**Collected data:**
BEGIN

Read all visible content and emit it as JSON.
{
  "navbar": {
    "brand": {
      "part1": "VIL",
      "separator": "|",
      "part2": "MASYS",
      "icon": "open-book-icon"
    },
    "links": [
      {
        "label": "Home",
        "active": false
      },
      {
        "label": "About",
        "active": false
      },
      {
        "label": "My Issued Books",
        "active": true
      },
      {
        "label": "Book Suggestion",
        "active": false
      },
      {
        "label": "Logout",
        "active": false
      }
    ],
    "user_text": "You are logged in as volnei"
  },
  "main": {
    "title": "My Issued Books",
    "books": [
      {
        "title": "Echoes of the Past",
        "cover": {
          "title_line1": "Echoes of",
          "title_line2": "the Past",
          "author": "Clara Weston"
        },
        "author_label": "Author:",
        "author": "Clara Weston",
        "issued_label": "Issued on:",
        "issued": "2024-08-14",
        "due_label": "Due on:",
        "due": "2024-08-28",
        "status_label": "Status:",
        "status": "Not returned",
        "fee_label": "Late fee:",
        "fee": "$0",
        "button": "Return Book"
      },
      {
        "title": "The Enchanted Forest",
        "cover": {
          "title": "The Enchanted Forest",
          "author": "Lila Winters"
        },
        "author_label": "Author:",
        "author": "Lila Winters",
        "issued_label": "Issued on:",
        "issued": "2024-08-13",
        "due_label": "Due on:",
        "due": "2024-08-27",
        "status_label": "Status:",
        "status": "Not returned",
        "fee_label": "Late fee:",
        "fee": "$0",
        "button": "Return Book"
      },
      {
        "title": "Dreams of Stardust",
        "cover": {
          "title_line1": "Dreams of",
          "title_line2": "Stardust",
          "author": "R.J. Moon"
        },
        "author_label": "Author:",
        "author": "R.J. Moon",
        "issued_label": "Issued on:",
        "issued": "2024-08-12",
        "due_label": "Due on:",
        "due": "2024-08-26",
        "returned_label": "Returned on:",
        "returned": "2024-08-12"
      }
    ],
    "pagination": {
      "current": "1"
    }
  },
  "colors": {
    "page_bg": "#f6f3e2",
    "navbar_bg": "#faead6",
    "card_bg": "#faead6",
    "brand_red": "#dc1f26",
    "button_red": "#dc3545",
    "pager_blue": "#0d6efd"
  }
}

END
BEGIN

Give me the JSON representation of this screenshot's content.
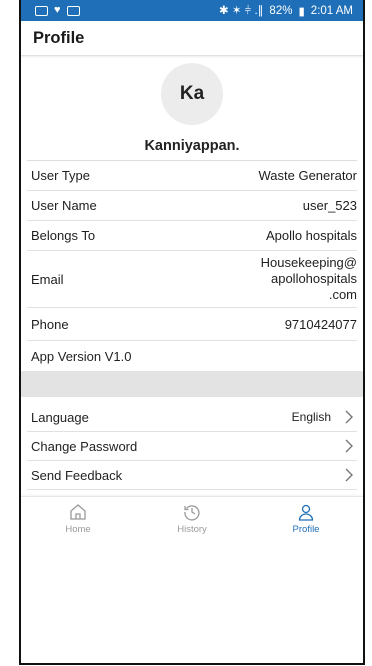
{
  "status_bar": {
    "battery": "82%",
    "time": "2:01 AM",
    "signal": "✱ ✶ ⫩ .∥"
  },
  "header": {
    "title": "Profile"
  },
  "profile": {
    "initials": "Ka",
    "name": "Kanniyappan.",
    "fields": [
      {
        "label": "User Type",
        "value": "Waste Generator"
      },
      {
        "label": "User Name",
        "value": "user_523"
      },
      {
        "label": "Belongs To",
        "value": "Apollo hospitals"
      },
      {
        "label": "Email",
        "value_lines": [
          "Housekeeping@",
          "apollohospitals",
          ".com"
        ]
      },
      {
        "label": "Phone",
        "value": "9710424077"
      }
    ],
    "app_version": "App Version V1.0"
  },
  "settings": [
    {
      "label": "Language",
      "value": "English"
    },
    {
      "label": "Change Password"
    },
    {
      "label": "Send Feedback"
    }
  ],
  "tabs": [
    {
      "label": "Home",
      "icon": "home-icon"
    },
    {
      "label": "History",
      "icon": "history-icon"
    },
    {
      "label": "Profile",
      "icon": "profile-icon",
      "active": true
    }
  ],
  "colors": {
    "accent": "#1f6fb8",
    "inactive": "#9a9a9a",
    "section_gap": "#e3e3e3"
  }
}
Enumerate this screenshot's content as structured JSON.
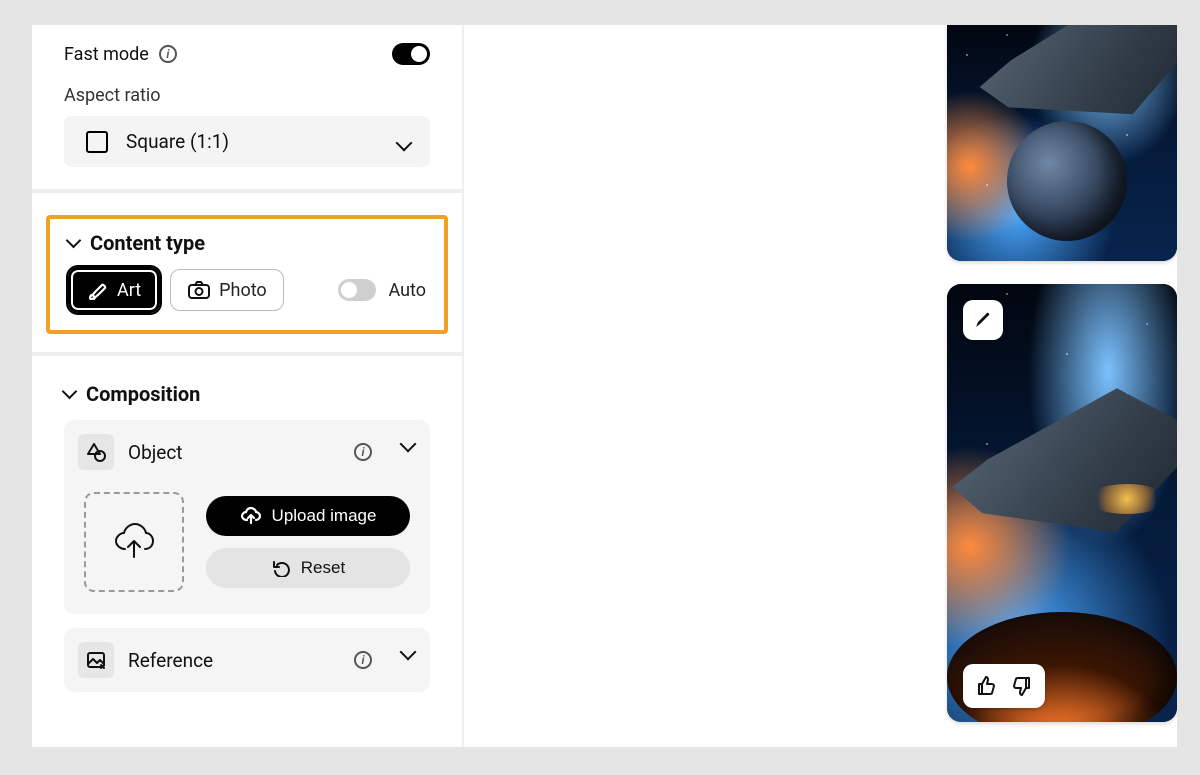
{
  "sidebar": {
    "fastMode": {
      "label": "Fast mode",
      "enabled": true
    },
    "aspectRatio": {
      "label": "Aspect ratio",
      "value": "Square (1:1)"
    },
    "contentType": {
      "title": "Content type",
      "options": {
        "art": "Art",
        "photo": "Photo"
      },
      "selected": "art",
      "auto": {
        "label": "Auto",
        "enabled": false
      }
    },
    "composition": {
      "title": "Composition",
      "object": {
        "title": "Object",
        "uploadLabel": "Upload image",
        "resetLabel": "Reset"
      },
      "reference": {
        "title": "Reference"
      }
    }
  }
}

END
BEGIN

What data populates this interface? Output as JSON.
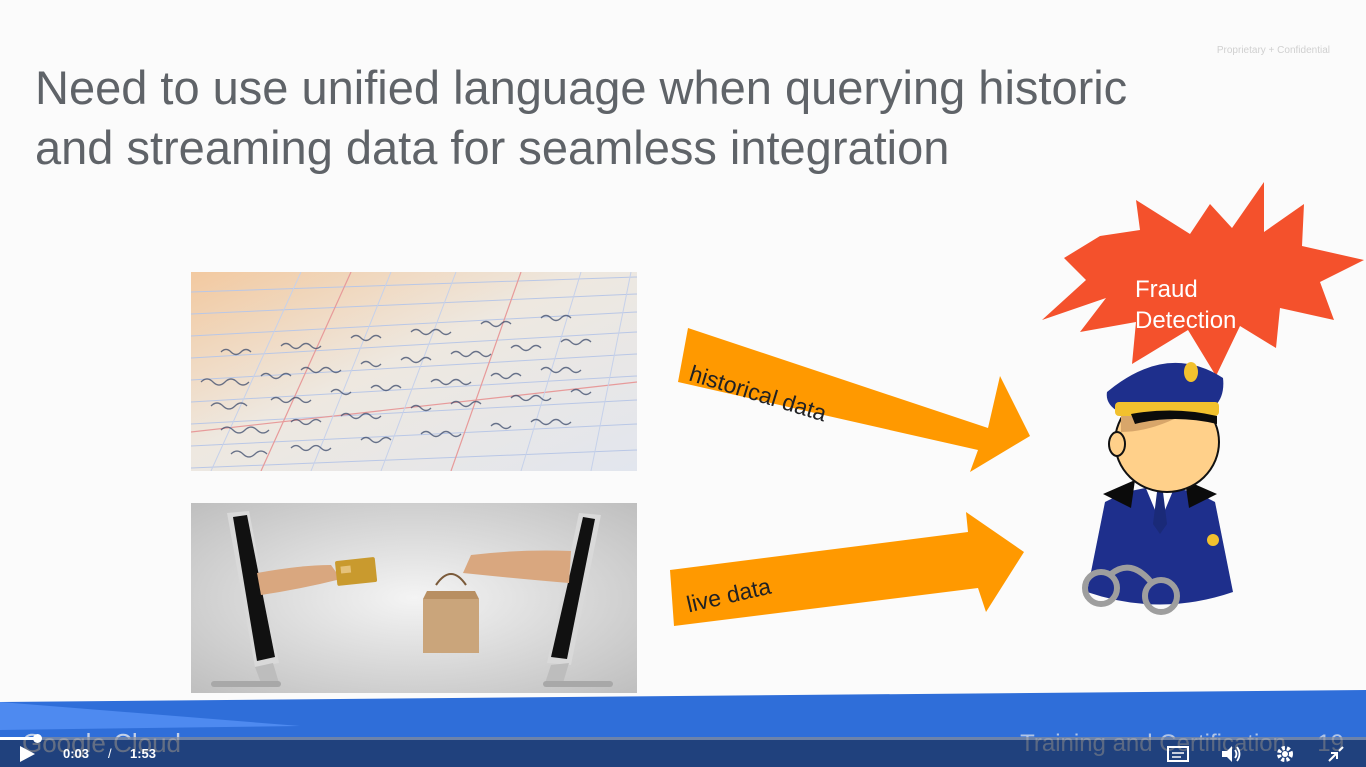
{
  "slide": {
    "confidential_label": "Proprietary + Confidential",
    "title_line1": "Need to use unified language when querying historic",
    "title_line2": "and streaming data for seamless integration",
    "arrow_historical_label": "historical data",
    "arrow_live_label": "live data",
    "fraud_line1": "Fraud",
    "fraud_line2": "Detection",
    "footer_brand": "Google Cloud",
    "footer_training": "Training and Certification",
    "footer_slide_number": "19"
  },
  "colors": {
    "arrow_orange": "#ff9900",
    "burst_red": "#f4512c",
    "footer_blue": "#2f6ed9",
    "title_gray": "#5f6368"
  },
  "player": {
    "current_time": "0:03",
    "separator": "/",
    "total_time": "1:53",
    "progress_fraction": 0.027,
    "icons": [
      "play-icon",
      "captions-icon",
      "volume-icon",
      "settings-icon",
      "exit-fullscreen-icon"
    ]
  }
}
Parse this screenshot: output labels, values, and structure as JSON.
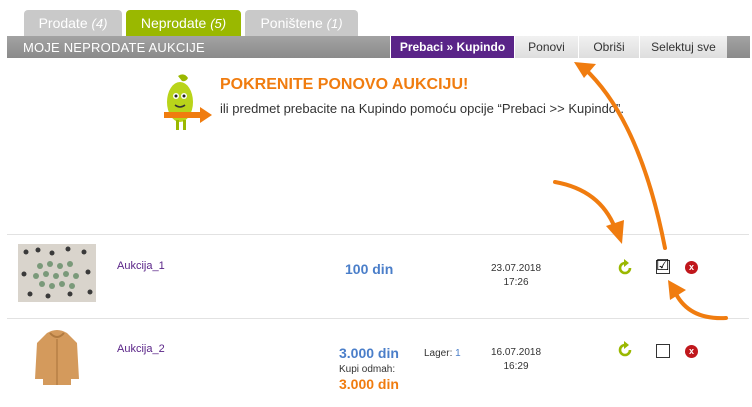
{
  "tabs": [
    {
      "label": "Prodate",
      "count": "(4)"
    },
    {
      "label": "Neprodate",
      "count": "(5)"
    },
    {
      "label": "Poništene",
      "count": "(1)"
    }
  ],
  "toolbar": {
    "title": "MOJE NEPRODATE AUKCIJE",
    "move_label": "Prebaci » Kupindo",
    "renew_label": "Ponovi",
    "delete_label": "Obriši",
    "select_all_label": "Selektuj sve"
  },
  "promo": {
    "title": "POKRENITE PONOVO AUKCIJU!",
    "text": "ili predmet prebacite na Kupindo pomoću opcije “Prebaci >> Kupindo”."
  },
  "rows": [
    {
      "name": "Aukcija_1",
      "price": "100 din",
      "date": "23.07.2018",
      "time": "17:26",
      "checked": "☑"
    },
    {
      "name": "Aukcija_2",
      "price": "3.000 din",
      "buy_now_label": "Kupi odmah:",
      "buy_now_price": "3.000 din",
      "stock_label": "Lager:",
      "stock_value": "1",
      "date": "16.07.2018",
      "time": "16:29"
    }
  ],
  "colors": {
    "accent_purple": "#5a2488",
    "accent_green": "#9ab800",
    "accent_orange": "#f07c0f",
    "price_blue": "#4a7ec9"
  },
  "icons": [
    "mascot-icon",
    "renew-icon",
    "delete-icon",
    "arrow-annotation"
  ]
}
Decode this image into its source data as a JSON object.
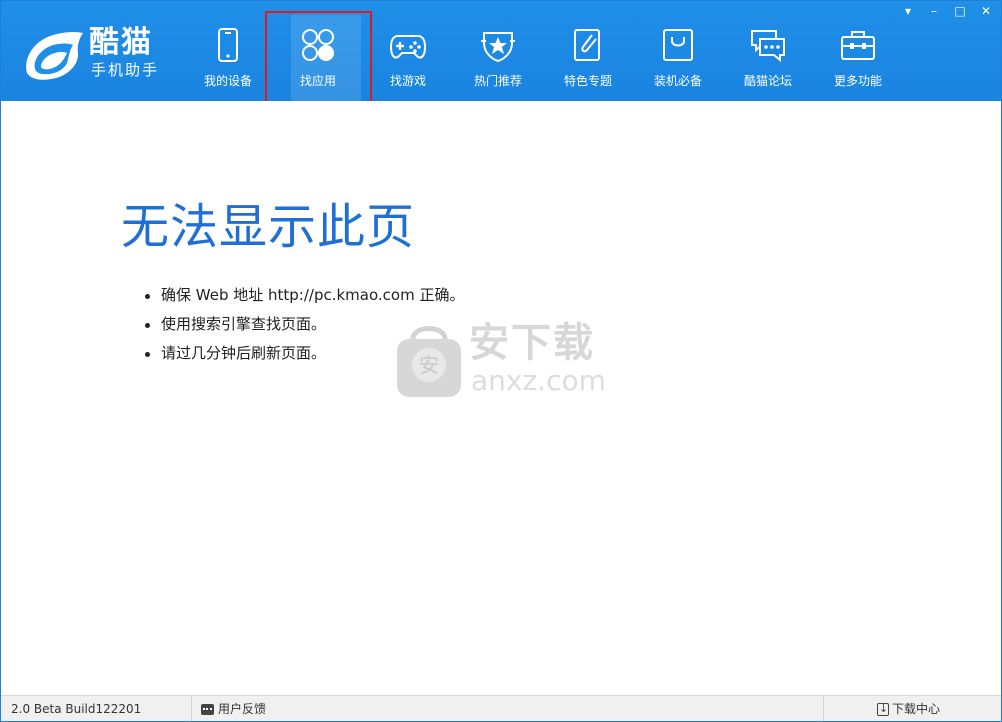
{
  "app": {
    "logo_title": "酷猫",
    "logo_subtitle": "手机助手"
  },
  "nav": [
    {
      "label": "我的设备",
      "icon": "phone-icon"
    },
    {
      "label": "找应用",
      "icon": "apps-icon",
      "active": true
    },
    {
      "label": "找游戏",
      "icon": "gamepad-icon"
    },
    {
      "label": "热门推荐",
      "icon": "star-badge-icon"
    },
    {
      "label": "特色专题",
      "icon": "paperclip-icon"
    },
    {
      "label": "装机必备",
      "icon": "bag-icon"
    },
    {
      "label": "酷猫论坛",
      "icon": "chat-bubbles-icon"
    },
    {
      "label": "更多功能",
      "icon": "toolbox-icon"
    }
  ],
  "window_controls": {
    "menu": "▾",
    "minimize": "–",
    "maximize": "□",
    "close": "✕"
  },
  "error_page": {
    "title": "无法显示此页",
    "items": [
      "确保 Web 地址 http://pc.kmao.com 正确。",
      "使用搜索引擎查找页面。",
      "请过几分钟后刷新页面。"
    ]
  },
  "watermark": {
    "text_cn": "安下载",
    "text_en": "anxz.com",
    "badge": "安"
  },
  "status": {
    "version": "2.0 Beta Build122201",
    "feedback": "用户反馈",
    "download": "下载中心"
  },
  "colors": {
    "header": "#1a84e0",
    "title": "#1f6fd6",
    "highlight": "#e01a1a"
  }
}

END

**YOUR INSTRUCTIONS:** Find the word "Weston" in the entries above and gather every line that holds it.

**CORRECT OUTPUT:**
          "author": "Clara Weston"
        "author": "Clara Weston",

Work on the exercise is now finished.